## Instructions to follow
Read the records below. Copy each line where the string "gift" occurs.

+++ Available data +++

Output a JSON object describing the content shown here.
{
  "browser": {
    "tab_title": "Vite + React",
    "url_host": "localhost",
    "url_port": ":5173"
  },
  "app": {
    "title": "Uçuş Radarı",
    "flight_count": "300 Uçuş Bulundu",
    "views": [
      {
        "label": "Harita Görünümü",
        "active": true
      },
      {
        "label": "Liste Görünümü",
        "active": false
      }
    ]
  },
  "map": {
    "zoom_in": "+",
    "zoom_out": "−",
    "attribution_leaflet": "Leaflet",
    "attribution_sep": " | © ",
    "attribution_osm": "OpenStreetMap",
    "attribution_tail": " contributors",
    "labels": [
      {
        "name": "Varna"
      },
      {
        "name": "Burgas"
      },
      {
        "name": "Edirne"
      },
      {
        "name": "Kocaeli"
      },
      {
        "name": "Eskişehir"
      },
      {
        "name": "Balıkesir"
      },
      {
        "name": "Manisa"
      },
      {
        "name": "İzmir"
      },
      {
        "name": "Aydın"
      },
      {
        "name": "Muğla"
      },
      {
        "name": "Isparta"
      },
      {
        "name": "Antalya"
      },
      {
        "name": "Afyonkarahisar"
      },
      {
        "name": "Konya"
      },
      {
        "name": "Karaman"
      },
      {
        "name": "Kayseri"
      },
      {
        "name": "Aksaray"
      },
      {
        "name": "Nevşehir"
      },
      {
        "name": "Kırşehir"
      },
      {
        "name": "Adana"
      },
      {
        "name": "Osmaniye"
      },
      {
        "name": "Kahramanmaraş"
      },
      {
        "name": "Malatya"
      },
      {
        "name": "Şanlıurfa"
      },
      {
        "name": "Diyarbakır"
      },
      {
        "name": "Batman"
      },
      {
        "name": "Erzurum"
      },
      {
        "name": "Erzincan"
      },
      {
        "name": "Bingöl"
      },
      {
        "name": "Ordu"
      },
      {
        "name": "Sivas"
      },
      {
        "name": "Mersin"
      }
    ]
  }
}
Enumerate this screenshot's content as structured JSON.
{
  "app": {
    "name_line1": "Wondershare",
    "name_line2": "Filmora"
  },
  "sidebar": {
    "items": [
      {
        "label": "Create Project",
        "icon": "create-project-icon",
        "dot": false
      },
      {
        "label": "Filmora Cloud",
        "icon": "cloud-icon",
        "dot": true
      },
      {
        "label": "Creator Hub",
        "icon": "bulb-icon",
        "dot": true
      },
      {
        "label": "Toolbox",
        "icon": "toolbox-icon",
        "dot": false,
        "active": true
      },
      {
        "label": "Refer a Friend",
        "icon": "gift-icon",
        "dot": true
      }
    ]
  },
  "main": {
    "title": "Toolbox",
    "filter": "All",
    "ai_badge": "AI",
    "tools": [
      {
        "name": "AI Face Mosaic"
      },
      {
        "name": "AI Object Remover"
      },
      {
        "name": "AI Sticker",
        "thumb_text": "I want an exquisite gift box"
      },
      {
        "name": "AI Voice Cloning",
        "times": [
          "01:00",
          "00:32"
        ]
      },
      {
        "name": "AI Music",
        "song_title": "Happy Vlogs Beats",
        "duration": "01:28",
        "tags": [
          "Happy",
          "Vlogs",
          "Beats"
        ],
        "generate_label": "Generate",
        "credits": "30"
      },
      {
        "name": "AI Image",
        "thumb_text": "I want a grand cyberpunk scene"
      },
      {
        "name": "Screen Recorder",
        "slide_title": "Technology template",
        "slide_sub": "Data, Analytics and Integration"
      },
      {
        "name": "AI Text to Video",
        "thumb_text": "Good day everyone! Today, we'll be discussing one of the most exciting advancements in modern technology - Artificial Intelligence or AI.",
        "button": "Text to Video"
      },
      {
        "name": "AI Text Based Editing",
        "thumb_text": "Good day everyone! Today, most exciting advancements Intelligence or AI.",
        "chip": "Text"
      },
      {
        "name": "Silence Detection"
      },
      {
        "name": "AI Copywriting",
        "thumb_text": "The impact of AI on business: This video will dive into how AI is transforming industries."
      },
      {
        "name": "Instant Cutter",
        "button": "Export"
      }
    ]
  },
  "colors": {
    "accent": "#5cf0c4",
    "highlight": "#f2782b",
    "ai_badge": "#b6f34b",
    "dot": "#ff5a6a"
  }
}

+++

## Answer in full
        "icon": "gift-icon",
        "thumb_text": "I want an exquisite gift box"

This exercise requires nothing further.